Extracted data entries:
┏━━

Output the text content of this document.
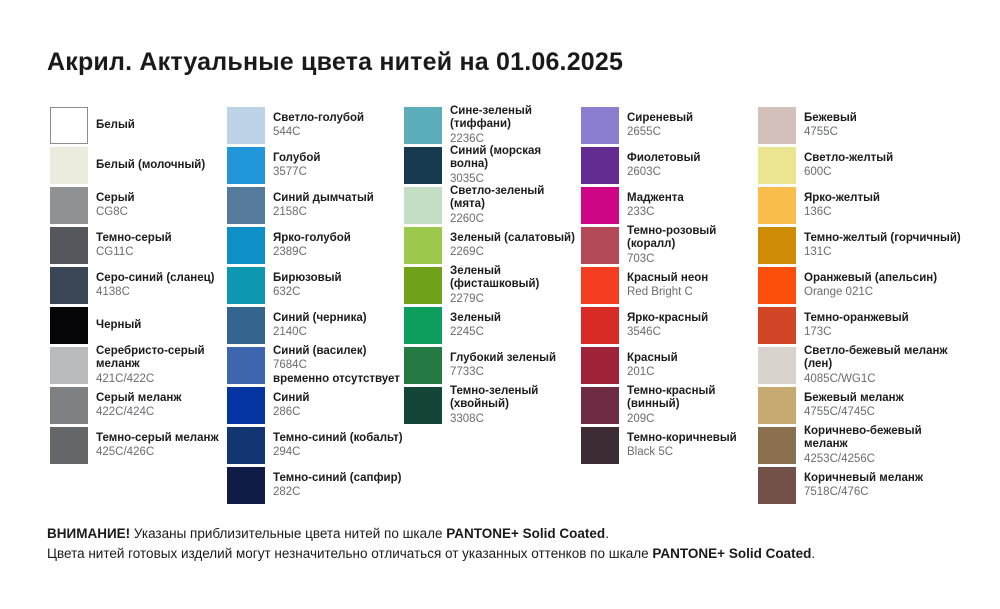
Акрил. Актуальные цвета нитей на 01.06.2025
Белый
Белый (молочный)
Серый
CG8C
Темно-серый
CG11C
Серо-синий (сланец)
4138C
Черный
Серебристо-серый меланж
421C/422C
Серый меланж
422C/424C
Темно-серый меланж
425C/426C
Светло-голубой
544C
Голубой
3577C
Синий дымчатый
2158C
Ярко-голубой
2389C
Бирюзовый
632C
Синий (черника)
2140C
Синий (василек)
7684C
временно отсутствует
Синий
286C
Темно-синий (кобальт)
294C
Темно-синий (сапфир)
282C
Сине-зеленый (тиффани)
2236C
Синий (морская волна)
3035C
Светло-зеленый (мята)
2260C
Зеленый (салатовый)
2269C
Зеленый (фисташковый)
2279C
Зеленый
2245C
Глубокий зеленый
7733C
Темно-зеленый (хвойный)
3308C
Сиреневый
2655C
Фиолетовый
2603C
Маджента
233C
Темно-розовый (коралл)
703C
Красный неон
Red Bright C
Ярко-красный
3546C
Красный
201C
Темно-красный (винный)
209C
Темно-коричневый
Black 5C
Бежевый
4755C
Светло-желтый
600C
Ярко-желтый
136C
Темно-желтый (горчичный)
131C
Оранжевый (апельсин)
Orange 021C
Темно-оранжевый
173C
Светло-бежевый меланж (лен)
4085C/WG1C
Бежевый меланж
4755C/4745C
Коричнево-бежевый меланж
4253C/4256C
Коричневый меланж
7518C/476C
ВНИМАНИЕ! Указаны приблизительные цвета нитей по шкале PANTONE+ Solid Coated.
Цвета нитей готовых изделий могут незначительно отличаться от указанных оттенков по шкале PANTONE+ Solid Coated.
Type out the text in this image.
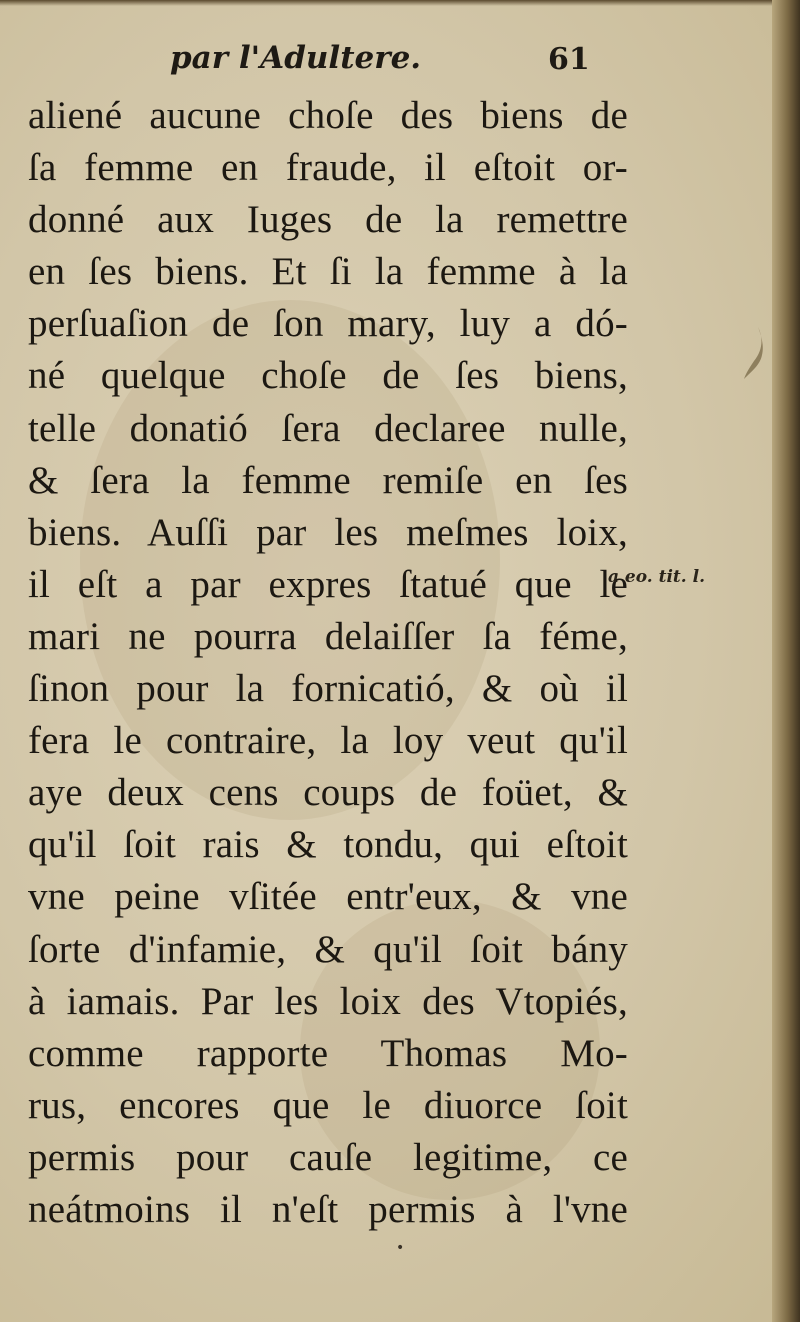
par l'Adultere.	61
aliené aucune choſe des biens de
ſa femme en fraude, il eſtoit or-
donné aux Iuges de la remettre
en ſes biens. Et ſi la femme à la
perſuaſion de ſon mary, luy a dó-
né quelque choſe de ſes biens,
telle donatió ſera declaree nulle,
& ſera la femme remiſe en ſes
biens. Auſſi par les meſmes loix,
il eſt a par expres ſtatué que le
mari ne pourra delaiſſer ſa féme,
ſinon pour la fornicatió, & où il
fera le contraire, la loy veut qu'il
aye deux cens coups de foüet, &
qu'il ſoit rais & tondu, qui eſtoit
vne peine vſitée entr'eux, & vne
ſorte d'infamie, & qu'il ſoit bány
à iamais. Par les loix des Vtopiés,
comme rapporte Thomas Mo-
rus, encores que le diuorce ſoit
permis pour cauſe legitime, ce
neátmoins il n'eſt permis à l'vne
a eo. tit. l.
•
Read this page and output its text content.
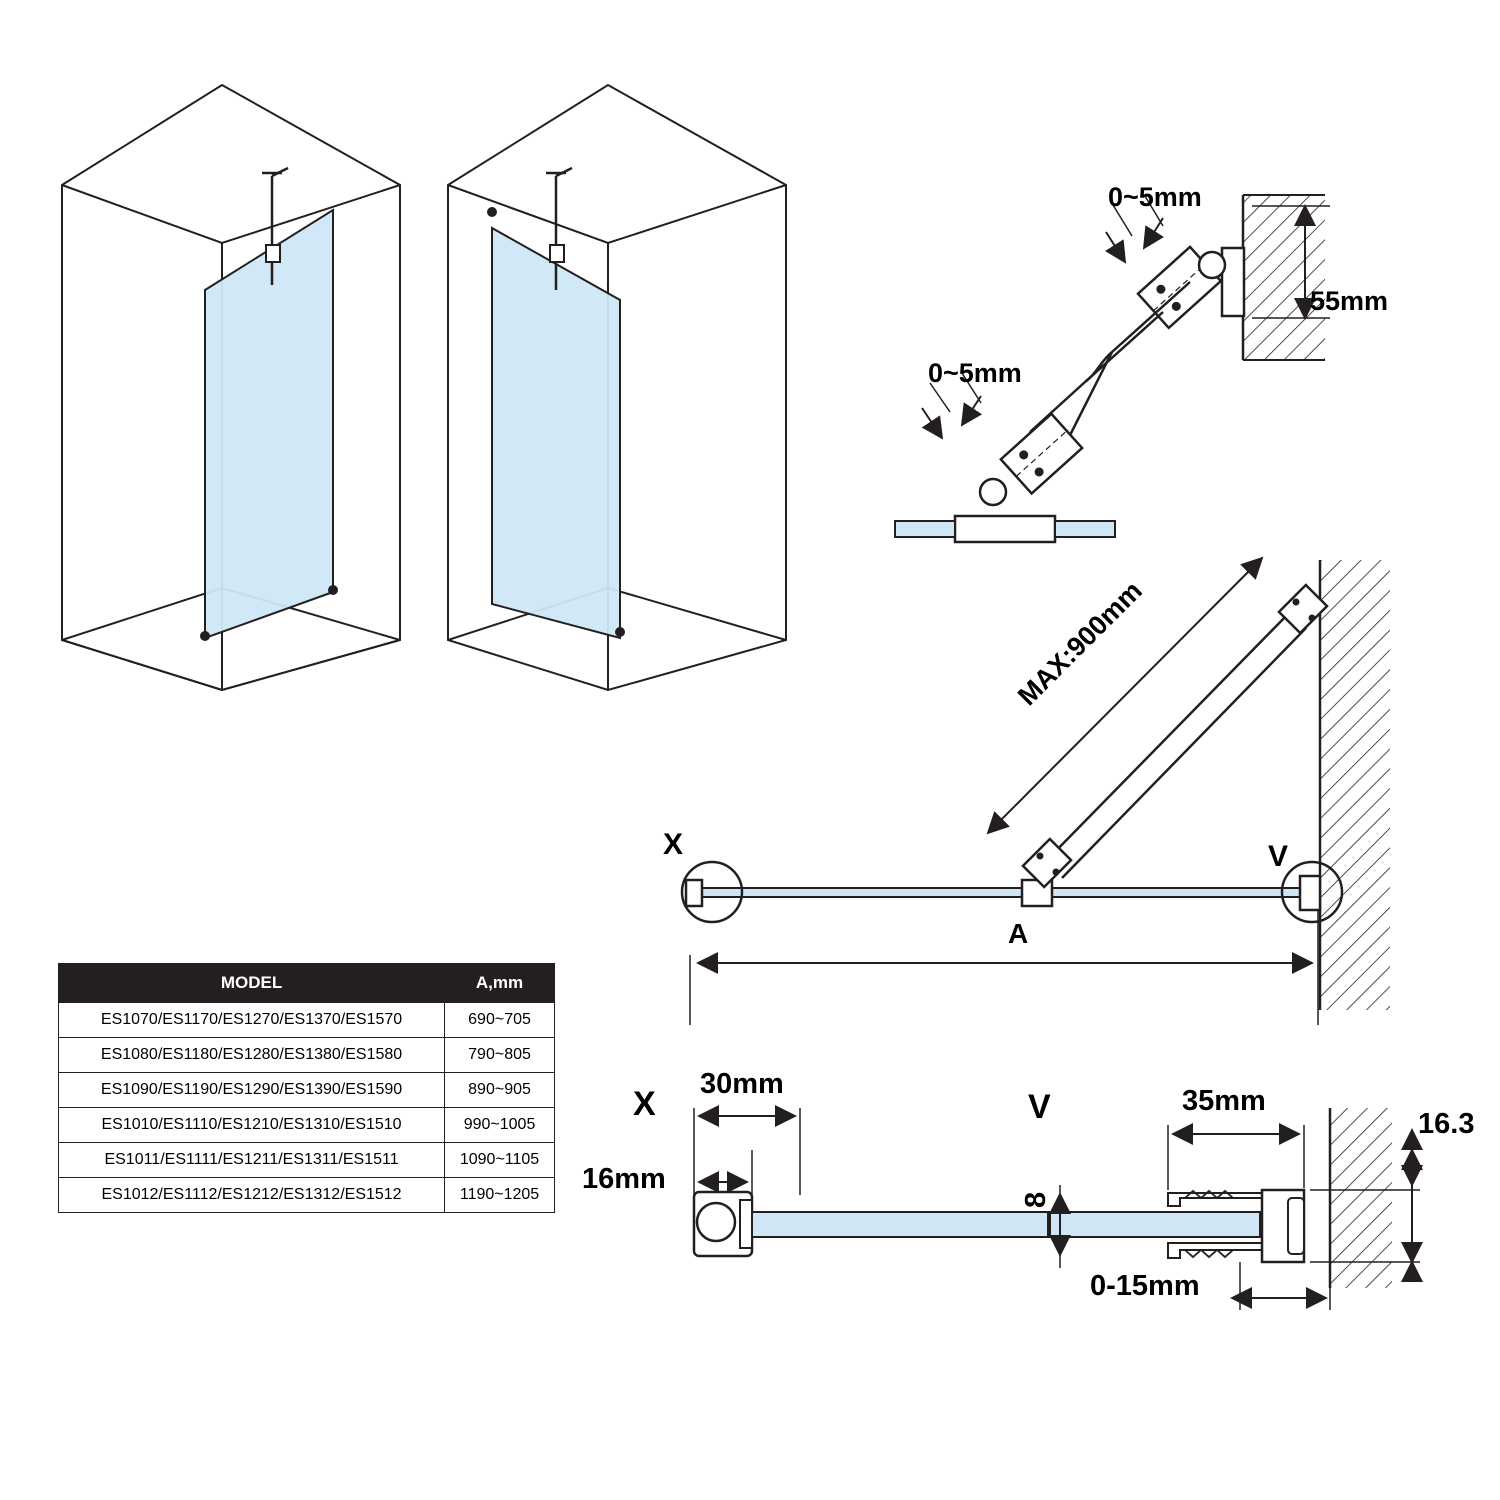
0~5mm
0~5mm
55mm
MAX:900mm
X	V
A
X
30mm
16mm
V	35mm
16.3
8
0-15mm
MODEL	A,mm
ES1070/ES1170/ES1270/ES1370/ES1570	690~705
ES1080/ES1180/ES1280/ES1380/ES1580	790~805
ES1090/ES1190/ES1290/ES1390/ES1590	890~905
ES1010/ES1110/ES1210/ES1310/ES1510	990~1005
ES1011/ES1111/ES1211/ES1311/ES1511	1090~1105
ES1012/ES1112/ES1212/ES1312/ES1512	1190~1205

┗━━

Reproduce exactly the lines from the one with "Type out the text in this image." to the bottom of the listing, both ends included, and nothing else. Skip the pictures.

• [Response to the task]
Type out the text in this image.
par l'Adultere.	61
aliené aucune choſe des biens de
ſa femme en fraude, il eſtoit or-
donné aux Iuges de la remettre
en ſes biens. Et ſi la femme à la
perſuaſion de ſon mary, luy a dó-
né quelque choſe de ſes biens,
telle donatió ſera declaree nulle,
& ſera la femme remiſe en ſes
biens. Auſſi par les meſmes loix,
il eſt a par expres ſtatué que le
mari ne pourra delaiſſer ſa féme,
ſinon pour la fornicatió, & où il
fera le contraire, la loy veut qu'il
aye deux cens coups de foüet, &
qu'il ſoit rais & tondu, qui eſtoit
vne peine vſitée entr'eux, & vne
ſorte d'infamie, & qu'il ſoit bány
à iamais. Par les loix des Vtopiés,
comme rapporte Thomas Mo-
rus, encores que le diuorce ſoit
permis pour cauſe legitime, ce
neátmoins il n'eſt permis à l'vne
a eo. tit. l.
•
Read this page and output its text content.
0~5mm
0~5mm
55mm
MAX:900mm
X	V
A
X
30mm
16mm
V	35mm
16.3
8
0-15mm
MODEL	A,mm
ES1070/ES1170/ES1270/ES1370/ES1570	690~705
ES1080/ES1180/ES1280/ES1380/ES1580	790~805
ES1090/ES1190/ES1290/ES1390/ES1590	890~905
ES1010/ES1110/ES1210/ES1310/ES1510	990~1005
ES1011/ES1111/ES1211/ES1311/ES1511	1090~1105
ES1012/ES1112/ES1212/ES1312/ES1512	1190~1205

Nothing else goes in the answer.